#### ARTICOLO ####
Venduto in milioni di modelli ed entrato nell’elenco dei 11 oggetti più iconici della storia secondo il “Moma” di New York, lo Swatch 40 anni il 1 marzo. Tutto inizia sul finire degli anni Settanta, quando l’orologeria svizzera, in piena crisi esistenziale di fronte all’invasione degli orologini digitali giapponesi, chiama al suo capezzale Nicolas Hayek, imprenditore libanese naturalizzato in Svizzera. Il suo è un per nulla semplice: rilanciare la supremazia elvetica nel mondo dell’orologeria.

Il primo problema che affronta Hayek, è quello dei costi. Gli orologi giapponesi erano popolari anche perché non serviva immolare capitali per averne uno. Insomma, per ingaggiare battaglia bisogna prima accettare l’idea di scendere qualche gradino. Lo slogan di partenza, inculcato alla squadra messa al lavoro, spiega tutto: “Pochi soldi, grande qualità, divertimento, provocazione”.
####
- [PROBLEMA PROPOSTO 1] Individua e ricopia ogni riga dei record che contiene la parola "opened", tenendo conto di maiuscole e minuscole.
#### ESTRATTI DEI DATI ####
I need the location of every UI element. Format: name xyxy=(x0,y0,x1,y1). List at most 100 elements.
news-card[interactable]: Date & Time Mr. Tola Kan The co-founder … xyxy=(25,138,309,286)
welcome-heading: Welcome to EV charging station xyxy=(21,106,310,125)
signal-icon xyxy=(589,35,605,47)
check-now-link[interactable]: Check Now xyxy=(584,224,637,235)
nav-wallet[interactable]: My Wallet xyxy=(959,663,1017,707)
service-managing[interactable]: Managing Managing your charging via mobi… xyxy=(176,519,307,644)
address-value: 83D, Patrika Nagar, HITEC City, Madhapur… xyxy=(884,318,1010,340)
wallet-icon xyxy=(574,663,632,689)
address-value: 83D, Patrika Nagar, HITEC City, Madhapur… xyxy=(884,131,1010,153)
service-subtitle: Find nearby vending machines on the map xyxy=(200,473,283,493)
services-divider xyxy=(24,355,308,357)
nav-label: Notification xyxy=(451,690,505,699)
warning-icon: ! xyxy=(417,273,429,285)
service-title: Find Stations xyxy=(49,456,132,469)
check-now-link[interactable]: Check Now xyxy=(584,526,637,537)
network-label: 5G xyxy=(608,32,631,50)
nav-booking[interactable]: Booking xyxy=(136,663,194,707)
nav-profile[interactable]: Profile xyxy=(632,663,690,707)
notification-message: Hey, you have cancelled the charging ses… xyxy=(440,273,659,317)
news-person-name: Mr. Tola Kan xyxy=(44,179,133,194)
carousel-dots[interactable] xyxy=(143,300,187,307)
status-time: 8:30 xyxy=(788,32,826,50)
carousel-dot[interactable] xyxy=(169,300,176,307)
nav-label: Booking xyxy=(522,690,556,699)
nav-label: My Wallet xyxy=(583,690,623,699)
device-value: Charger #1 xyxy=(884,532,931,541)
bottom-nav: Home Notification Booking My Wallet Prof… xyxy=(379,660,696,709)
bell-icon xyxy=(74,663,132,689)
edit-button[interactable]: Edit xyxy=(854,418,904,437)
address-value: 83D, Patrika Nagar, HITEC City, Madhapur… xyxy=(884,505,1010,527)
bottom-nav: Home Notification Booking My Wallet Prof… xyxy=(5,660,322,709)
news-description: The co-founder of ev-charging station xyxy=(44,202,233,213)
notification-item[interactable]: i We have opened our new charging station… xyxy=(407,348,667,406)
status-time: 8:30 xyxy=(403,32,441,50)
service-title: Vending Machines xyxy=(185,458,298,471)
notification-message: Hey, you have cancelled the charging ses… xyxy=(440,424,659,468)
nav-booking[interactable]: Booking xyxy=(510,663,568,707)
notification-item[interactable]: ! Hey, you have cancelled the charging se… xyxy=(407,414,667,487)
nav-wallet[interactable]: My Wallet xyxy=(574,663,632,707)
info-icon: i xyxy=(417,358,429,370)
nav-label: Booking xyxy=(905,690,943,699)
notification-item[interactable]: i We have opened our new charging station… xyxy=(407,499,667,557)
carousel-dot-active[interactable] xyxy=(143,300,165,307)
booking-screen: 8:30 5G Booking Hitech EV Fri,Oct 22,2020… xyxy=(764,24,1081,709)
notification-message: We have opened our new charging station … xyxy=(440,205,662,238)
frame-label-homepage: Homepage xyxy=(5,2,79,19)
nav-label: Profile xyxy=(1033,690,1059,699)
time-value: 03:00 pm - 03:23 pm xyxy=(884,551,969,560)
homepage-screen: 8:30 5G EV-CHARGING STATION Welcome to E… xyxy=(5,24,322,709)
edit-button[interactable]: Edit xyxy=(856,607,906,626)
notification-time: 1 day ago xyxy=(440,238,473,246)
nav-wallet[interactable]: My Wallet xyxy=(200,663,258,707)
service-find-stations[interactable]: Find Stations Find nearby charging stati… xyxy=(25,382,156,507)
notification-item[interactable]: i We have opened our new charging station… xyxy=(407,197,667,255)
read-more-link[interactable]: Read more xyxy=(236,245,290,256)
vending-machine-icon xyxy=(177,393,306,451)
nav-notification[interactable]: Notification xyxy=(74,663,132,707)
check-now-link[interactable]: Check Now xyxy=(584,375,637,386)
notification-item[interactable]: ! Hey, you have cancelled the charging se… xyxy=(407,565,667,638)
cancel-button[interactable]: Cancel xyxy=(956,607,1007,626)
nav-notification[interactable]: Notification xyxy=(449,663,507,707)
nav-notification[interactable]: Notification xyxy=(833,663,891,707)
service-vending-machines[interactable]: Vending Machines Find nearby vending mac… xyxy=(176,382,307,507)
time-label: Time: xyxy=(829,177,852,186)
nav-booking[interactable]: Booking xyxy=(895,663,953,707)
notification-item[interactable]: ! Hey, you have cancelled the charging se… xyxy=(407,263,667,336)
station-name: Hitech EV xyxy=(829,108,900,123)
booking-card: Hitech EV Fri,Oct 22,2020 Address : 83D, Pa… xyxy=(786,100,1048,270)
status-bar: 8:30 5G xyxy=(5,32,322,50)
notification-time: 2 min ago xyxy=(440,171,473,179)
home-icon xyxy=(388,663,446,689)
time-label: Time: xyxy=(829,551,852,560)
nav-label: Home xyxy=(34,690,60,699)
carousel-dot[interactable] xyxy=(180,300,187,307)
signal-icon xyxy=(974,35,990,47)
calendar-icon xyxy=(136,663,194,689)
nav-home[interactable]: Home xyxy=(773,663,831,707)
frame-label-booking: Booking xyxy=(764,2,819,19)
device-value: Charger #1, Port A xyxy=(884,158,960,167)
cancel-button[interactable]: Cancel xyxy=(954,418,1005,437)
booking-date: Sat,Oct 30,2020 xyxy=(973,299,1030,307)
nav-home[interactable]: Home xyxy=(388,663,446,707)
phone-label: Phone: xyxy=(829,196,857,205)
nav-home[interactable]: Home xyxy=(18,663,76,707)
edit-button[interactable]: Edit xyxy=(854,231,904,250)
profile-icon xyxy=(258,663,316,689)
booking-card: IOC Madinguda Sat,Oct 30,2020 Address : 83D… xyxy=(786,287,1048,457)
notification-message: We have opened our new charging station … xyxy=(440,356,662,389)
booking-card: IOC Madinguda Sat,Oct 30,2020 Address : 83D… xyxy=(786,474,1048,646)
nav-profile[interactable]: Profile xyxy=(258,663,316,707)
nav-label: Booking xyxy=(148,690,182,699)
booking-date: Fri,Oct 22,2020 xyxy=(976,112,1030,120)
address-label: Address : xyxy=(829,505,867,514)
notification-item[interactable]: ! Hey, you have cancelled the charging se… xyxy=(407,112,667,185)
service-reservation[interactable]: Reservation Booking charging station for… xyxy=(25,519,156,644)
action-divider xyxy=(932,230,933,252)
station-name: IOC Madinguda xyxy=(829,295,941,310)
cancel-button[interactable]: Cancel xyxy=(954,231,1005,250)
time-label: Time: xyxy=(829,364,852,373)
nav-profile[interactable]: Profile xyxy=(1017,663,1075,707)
####
- [PROBLEMA PROPOSTO 2] Per favore, riprendi l'articolo sullo Swatch e prosegui il testo dal punto in cui si ferma.

- [RISPOSTA 1]
notification-item[interactable]: i We have opened our new charging station… xyxy=(407,348,667,406)
notification-item[interactable]: i We have opened our new charging station… xyxy=(407,499,667,557)
notification-message: We have opened our new charging station … xyxy=(440,205,662,238)
notification-item[interactable]: i We have opened our new charging station… xyxy=(407,197,667,255)
notification-message: We have opened our new charging station … xyxy=(440,356,662,389)

- [RISPOSTA 2]
La soluzione passa attraverso l’uso della plastica, unita al drastico dimezzamento dei componenti interni e al mantra di rendere quadranti e cinturini allegri, spiritosi e capaci di lanciare messaggi. Nasce lo “Swatch”, contrazione di Swisse e Watch, l’orologio per tutti ma dall’aspetto personalizzato in 12 modelli che per poche decine di lire chiunque può mettersi al polso.

Il successo va ben oltre le più rosee aspettative e contagia perfino il Giappone. Colpiti e affondati. La produzione europea, addirittura, non basta a soddisfare la richiesta, e la caccia diventa spasmodica: giovani che passano la notte davanti alle gioiellerie pur di essere fra i primi a poter entrare, prezzi del mercato nero che triplicano, negozi che espongono cartelli “No Swatch” o che contingentano le vendite, uno a testa, non di più. I pezzi più ricercati diventano oggetto di collezionismo, battuti all’asta perfino da “Sotheby’s” e “Christie’s”, fra un Guttuso e uno Schifano. All’università si tengono corsi e seminari per spiegare la fenomenologia dell’orologino di plastica che fa impazzire il mondo.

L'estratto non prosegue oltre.